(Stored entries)
----
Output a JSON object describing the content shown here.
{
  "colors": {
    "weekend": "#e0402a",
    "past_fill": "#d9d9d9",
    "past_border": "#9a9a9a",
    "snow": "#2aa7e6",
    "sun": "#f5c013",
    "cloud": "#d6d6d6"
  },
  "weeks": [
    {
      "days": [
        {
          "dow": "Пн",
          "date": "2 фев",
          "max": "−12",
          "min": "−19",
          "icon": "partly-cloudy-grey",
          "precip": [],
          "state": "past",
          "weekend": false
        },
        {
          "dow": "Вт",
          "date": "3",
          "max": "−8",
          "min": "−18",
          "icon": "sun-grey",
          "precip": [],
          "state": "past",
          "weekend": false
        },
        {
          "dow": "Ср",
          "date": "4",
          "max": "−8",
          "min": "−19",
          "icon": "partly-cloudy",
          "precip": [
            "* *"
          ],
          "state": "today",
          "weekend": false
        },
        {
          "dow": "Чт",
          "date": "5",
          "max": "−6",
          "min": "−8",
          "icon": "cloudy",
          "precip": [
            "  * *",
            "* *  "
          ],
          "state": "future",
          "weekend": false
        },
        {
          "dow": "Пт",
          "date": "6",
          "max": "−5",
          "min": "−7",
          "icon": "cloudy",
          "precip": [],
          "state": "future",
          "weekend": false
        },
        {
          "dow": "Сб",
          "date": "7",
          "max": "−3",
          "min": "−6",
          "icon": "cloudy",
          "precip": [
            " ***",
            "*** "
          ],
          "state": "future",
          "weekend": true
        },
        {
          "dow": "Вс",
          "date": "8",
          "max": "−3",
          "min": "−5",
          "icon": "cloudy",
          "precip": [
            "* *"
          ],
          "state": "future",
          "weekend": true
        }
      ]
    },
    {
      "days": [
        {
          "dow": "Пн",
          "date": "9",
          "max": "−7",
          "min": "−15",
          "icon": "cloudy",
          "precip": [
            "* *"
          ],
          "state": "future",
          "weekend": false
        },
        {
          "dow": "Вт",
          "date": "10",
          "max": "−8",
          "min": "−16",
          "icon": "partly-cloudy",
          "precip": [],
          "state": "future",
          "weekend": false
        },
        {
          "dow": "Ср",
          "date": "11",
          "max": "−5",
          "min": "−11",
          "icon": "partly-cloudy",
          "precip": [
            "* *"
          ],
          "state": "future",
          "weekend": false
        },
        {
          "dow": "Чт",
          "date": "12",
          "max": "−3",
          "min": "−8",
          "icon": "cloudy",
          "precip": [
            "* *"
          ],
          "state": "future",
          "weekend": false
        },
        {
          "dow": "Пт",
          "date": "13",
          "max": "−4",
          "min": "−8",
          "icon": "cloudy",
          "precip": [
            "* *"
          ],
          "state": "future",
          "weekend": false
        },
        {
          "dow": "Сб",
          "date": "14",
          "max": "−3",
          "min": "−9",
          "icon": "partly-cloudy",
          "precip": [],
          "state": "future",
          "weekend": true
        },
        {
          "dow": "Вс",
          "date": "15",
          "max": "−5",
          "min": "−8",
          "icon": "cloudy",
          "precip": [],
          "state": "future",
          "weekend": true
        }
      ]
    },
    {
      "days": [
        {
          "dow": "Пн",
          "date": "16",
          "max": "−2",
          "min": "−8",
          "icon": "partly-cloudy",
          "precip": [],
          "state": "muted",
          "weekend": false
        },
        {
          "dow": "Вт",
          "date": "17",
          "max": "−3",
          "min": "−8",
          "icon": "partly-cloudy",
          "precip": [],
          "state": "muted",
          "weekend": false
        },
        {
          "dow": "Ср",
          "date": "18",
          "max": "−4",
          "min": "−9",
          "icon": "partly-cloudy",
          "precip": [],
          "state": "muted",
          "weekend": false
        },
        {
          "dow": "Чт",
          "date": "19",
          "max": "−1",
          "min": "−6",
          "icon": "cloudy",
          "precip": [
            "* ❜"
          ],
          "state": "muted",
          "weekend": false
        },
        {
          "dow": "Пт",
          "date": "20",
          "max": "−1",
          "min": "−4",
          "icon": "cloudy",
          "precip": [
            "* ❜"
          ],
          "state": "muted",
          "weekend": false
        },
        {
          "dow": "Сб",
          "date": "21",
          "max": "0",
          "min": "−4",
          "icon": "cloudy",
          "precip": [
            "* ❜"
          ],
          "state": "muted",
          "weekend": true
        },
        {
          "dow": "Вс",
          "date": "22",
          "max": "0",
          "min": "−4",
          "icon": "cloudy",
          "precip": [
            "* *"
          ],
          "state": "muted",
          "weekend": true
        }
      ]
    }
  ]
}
----
### Required work
The listing above must be transcribed exactly, line by line.

### Complete answer
Output a JSON object describing the content shown here.
{
  "colors": {
    "weekend": "#e0402a",
    "past_fill": "#d9d9d9",
    "past_border": "#9a9a9a",
    "snow": "#2aa7e6",
    "sun": "#f5c013",
    "cloud": "#d6d6d6"
  },
  "weeks": [
    {
      "days": [
        {
          "dow": "Пн",
          "date": "2 фев",
          "max": "−12",
          "min": "−19",
          "icon": "partly-cloudy-grey",
          "precip": [],
          "state": "past",
          "weekend": false
        },
        {
          "dow": "Вт",
          "date": "3",
          "max": "−8",
          "min": "−18",
          "icon": "sun-grey",
          "precip": [],
          "state": "past",
          "weekend": false
        },
        {
          "dow": "Ср",
          "date": "4",
          "max": "−8",
          "min": "−19",
          "icon": "partly-cloudy",
          "precip": [
            "* *"
          ],
          "state": "today",
          "weekend": false
        },
        {
          "dow": "Чт",
          "date": "5",
          "max": "−6",
          "min": "−8",
          "icon": "cloudy",
          "precip": [
            "  * *",
            "* *  "
          ],
          "state": "future",
          "weekend": false
        },
        {
          "dow": "Пт",
          "date": "6",
          "max": "−5",
          "min": "−7",
          "icon": "cloudy",
          "precip": [],
          "state": "future",
          "weekend": false
        },
        {
          "dow": "Сб",
          "date": "7",
          "max": "−3",
          "min": "−6",
          "icon": "cloudy",
          "precip": [
            " ***",
            "*** "
          ],
          "state": "future",
          "weekend": true
        },
        {
          "dow": "Вс",
          "date": "8",
          "max": "−3",
          "min": "−5",
          "icon": "cloudy",
          "precip": [
            "* *"
          ],
          "state": "future",
          "weekend": true
        }
      ]
    },
    {
      "days": [
        {
          "dow": "Пн",
          "date": "9",
          "max": "−7",
          "min": "−15",
          "icon": "cloudy",
          "precip": [
            "* *"
          ],
          "state": "future",
          "weekend": false
        },
        {
          "dow": "Вт",
          "date": "10",
          "max": "−8",
          "min": "−16",
          "icon": "partly-cloudy",
          "precip": [],
          "state": "future",
          "weekend": false
        },
        {
          "dow": "Ср",
          "date": "11",
          "max": "−5",
          "min": "−11",
          "icon": "partly-cloudy",
          "precip": [
            "* *"
          ],
          "state": "future",
          "weekend": false
        },
        {
          "dow": "Чт",
          "date": "12",
          "max": "−3",
          "min": "−8",
          "icon": "cloudy",
          "precip": [
            "* *"
          ],
          "state": "future",
          "weekend": false
        },
        {
          "dow": "Пт",
          "date": "13",
          "max": "−4",
          "min": "−8",
          "icon": "cloudy",
          "precip": [
            "* *"
          ],
          "state": "future",
          "weekend": false
        },
        {
          "dow": "Сб",
          "date": "14",
          "max": "−3",
          "min": "−9",
          "icon": "partly-cloudy",
          "precip": [],
          "state": "future",
          "weekend": true
        },
        {
          "dow": "Вс",
          "date": "15",
          "max": "−5",
          "min": "−8",
          "icon": "cloudy",
          "precip": [],
          "state": "future",
          "weekend": true
        }
      ]
    },
    {
      "days": [
        {
          "dow": "Пн",
          "date": "16",
          "max": "−2",
          "min": "−8",
          "icon": "partly-cloudy",
          "precip": [],
          "state": "muted",
          "weekend": false
        },
        {
          "dow": "Вт",
          "date": "17",
          "max": "−3",
          "min": "−8",
          "icon": "partly-cloudy",
          "precip": [],
          "state": "muted",
          "weekend": false
        },
        {
          "dow": "Ср",
          "date": "18",
          "max": "−4",
          "min": "−9",
          "icon": "partly-cloudy",
          "precip": [],
          "state": "muted",
          "weekend": false
        },
        {
          "dow": "Чт",
          "date": "19",
          "max": "−1",
          "min": "−6",
          "icon": "cloudy",
          "precip": [
            "* ❜"
          ],
          "state": "muted",
          "weekend": false
        },
        {
          "dow": "Пт",
          "date": "20",
          "max": "−1",
          "min": "−4",
          "icon": "cloudy",
          "precip": [
            "* ❜"
          ],
          "state": "muted",
          "weekend": false
        },
        {
          "dow": "Сб",
          "date": "21",
          "max": "0",
          "min": "−4",
          "icon": "cloudy",
          "precip": [
            "* ❜"
          ],
          "state": "muted",
          "weekend": true
        },
        {
          "dow": "Вс",
          "date": "22",
          "max": "0",
          "min": "−4",
          "icon": "cloudy",
          "precip": [
            "* *"
          ],
          "state": "muted",
          "weekend": true
        }
      ]
    }
  ]
}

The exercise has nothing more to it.